## What the task requires:
Output the lines of the listing from the line with "product-card: AMBIORIX Ambiorix" to the line with "tablet-camera-dot (103, 301, 111, 309)", with both of those lines included, and copy them unchanged.

============================================================

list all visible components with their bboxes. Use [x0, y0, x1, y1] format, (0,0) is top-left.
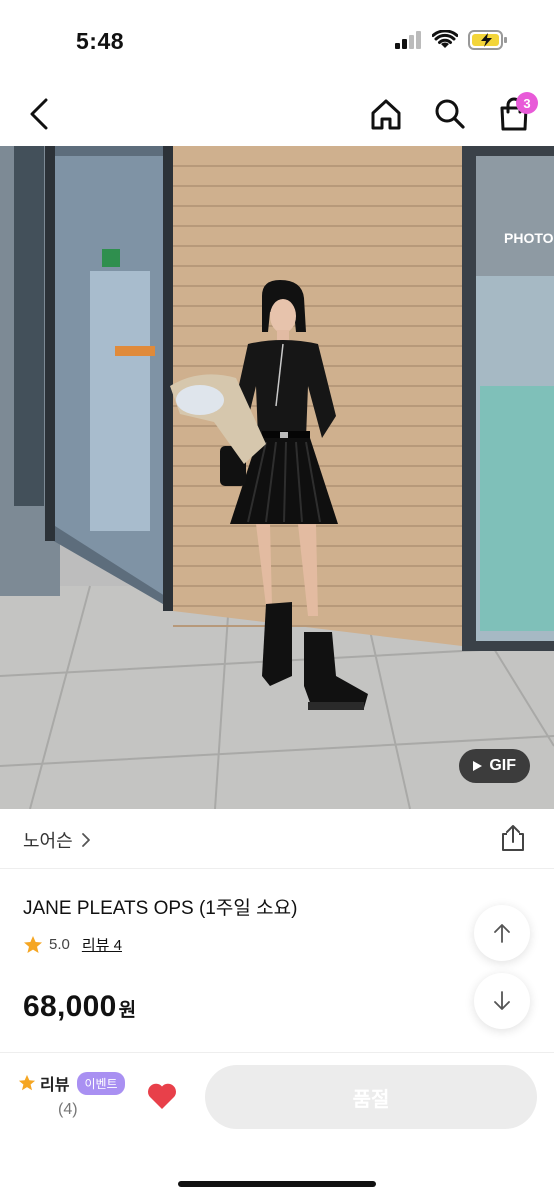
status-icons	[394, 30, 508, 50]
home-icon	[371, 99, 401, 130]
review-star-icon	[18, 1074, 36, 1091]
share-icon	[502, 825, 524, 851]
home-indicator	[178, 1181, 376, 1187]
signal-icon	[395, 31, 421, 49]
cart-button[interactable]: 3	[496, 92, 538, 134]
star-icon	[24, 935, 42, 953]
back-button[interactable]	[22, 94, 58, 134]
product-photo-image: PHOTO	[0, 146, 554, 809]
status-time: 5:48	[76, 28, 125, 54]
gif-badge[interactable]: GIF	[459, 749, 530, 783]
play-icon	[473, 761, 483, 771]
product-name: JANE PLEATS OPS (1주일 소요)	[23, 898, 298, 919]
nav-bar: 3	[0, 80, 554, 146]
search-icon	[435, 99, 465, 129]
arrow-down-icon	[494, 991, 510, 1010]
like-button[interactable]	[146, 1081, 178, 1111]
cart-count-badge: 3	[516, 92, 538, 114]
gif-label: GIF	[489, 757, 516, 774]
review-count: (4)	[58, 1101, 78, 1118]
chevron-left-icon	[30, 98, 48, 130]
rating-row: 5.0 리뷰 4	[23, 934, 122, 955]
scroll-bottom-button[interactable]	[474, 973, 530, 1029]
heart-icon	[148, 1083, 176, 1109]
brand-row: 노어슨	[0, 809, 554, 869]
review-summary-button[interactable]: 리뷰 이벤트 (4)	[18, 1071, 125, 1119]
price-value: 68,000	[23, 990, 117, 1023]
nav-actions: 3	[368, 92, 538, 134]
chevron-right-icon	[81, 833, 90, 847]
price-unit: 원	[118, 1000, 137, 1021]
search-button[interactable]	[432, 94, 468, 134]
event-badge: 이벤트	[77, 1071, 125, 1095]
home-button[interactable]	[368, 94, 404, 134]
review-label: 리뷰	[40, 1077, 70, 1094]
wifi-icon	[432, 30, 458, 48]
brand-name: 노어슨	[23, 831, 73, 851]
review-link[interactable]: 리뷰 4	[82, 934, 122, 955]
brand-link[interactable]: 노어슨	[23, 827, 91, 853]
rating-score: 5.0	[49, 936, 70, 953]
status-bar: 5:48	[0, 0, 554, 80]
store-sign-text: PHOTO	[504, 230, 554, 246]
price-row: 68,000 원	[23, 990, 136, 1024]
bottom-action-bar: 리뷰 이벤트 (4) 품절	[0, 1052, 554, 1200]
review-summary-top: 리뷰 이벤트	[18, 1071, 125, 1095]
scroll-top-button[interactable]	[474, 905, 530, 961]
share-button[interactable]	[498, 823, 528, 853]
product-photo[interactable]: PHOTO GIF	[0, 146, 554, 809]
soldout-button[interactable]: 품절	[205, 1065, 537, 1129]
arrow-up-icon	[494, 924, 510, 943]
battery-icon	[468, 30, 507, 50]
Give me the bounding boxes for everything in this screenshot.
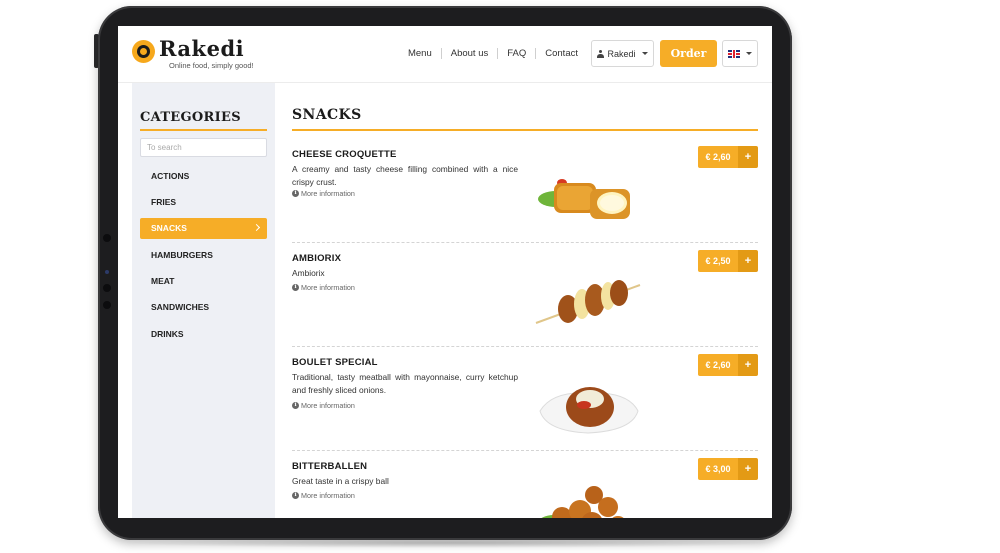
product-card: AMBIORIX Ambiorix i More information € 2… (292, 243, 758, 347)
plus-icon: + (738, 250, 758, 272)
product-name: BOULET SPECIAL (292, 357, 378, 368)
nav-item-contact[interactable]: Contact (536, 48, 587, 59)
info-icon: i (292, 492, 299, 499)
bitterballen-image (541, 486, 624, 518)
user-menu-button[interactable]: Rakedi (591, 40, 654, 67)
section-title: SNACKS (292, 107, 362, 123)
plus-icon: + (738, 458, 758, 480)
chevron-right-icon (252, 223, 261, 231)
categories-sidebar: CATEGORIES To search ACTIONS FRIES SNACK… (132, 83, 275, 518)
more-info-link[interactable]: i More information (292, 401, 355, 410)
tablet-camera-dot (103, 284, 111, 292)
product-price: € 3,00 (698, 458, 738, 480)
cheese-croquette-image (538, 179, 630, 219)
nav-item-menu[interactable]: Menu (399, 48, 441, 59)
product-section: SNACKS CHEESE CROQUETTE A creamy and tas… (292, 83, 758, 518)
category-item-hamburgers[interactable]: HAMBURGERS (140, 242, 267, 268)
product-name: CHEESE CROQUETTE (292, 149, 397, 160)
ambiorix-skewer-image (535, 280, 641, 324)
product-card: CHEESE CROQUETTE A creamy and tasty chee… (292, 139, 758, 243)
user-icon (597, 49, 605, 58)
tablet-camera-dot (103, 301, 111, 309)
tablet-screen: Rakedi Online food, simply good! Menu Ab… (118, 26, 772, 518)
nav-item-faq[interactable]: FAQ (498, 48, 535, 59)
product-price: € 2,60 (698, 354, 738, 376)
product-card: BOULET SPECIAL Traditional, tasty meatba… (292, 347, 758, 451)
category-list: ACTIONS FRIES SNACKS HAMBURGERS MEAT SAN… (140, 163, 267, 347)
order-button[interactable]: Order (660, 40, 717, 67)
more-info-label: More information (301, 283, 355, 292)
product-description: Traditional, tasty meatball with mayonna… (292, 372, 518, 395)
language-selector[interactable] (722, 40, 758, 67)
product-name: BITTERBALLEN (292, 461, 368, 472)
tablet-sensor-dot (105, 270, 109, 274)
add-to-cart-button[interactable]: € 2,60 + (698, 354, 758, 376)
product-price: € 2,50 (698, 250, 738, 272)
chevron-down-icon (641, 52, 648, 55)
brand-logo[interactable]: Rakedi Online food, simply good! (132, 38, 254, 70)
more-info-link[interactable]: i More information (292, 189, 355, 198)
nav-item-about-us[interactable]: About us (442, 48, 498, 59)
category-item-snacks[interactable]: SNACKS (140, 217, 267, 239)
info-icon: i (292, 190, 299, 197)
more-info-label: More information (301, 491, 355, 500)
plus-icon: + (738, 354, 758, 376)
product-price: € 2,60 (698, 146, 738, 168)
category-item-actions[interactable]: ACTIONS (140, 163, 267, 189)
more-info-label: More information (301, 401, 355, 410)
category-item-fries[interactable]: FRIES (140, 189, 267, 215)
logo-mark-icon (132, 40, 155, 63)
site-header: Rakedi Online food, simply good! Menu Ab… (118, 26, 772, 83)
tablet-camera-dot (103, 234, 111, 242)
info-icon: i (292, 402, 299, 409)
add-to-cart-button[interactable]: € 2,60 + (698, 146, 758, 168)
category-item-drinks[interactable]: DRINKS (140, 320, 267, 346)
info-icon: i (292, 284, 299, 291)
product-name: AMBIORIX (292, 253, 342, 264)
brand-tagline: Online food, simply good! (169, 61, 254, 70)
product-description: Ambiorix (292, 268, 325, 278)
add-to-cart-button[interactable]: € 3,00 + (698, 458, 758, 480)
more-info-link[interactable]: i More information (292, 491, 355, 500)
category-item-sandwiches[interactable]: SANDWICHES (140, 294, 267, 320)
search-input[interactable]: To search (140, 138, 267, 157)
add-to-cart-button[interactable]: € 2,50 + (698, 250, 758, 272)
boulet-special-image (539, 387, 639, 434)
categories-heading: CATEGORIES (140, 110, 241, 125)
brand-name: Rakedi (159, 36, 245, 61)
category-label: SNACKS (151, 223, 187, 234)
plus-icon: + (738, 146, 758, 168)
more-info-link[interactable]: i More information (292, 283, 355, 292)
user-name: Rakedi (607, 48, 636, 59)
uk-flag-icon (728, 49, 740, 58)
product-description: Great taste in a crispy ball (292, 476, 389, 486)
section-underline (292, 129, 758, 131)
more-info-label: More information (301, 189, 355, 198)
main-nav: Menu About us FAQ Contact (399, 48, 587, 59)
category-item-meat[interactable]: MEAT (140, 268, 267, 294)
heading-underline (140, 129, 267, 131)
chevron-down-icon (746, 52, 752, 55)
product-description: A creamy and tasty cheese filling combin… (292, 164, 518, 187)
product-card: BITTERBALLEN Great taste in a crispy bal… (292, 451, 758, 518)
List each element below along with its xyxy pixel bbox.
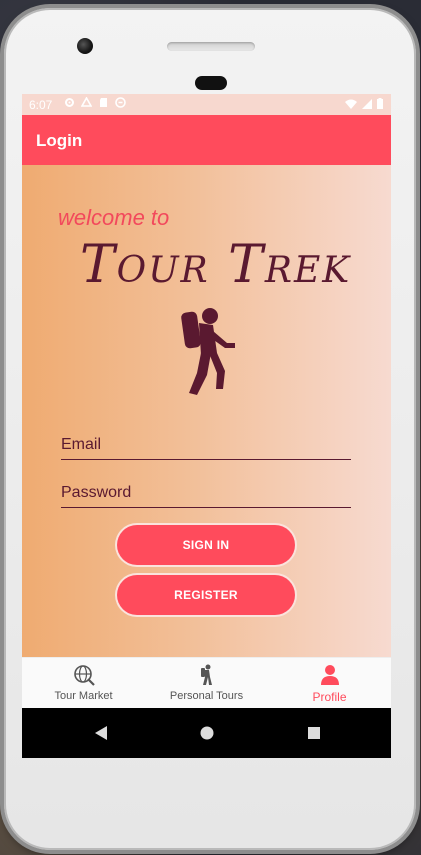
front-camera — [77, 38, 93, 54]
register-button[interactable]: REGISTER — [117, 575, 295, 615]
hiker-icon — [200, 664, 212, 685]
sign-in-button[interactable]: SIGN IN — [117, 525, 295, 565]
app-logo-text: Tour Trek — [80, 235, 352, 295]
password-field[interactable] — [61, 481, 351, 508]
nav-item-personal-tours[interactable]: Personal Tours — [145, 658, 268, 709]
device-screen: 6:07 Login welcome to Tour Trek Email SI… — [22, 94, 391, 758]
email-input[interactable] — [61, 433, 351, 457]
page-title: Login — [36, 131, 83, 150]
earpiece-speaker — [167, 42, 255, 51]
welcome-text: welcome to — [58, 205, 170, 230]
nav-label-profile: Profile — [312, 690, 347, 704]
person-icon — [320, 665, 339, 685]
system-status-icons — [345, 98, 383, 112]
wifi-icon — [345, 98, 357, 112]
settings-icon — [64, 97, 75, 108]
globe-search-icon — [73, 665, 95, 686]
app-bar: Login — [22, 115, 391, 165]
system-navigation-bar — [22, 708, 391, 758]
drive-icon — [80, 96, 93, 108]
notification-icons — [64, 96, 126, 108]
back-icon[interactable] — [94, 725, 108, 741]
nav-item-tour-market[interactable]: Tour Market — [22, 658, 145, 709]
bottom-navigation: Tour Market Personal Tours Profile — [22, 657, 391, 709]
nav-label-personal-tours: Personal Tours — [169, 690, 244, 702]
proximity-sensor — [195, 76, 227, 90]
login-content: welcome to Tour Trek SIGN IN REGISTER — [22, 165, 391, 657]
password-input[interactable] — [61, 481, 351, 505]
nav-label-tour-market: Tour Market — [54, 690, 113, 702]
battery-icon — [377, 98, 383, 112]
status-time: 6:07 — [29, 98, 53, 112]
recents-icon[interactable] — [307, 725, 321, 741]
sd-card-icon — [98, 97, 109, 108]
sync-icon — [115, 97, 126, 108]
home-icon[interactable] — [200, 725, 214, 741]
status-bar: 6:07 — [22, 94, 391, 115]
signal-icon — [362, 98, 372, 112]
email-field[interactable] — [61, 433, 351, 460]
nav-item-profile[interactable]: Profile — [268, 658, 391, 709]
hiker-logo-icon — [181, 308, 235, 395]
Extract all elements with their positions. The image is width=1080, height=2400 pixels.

============================================================

## Problem solution:
product-card: AMBIORIX Ambiorix i More information € 2… (292, 243, 758, 347)
plus-icon: + (738, 250, 758, 272)
product-name: BOULET SPECIAL (292, 357, 378, 368)
nav-item-contact[interactable]: Contact (536, 48, 587, 59)
info-icon: i (292, 492, 299, 499)
bitterballen-image (541, 486, 624, 518)
user-menu-button[interactable]: Rakedi (591, 40, 654, 67)
section-title: SNACKS (292, 107, 362, 123)
plus-icon: + (738, 458, 758, 480)
chevron-right-icon (252, 223, 261, 231)
categories-sidebar: CATEGORIES To search ACTIONS FRIES SNACK… (132, 83, 275, 518)
more-info-link[interactable]: i More information (292, 401, 355, 410)
tablet-camera-dot (103, 284, 111, 292)
product-price: € 3,00 (698, 458, 738, 480)
cheese-croquette-image (538, 179, 630, 219)
nav-item-menu[interactable]: Menu (399, 48, 441, 59)
product-section: SNACKS CHEESE CROQUETTE A creamy and tas… (292, 83, 758, 518)
category-item-hamburgers[interactable]: HAMBURGERS (140, 242, 267, 268)
product-name: CHEESE CROQUETTE (292, 149, 397, 160)
ambiorix-skewer-image (535, 280, 641, 324)
product-card: CHEESE CROQUETTE A creamy and tasty chee… (292, 139, 758, 243)
user-icon (597, 49, 605, 58)
tablet-camera-dot (103, 301, 111, 309)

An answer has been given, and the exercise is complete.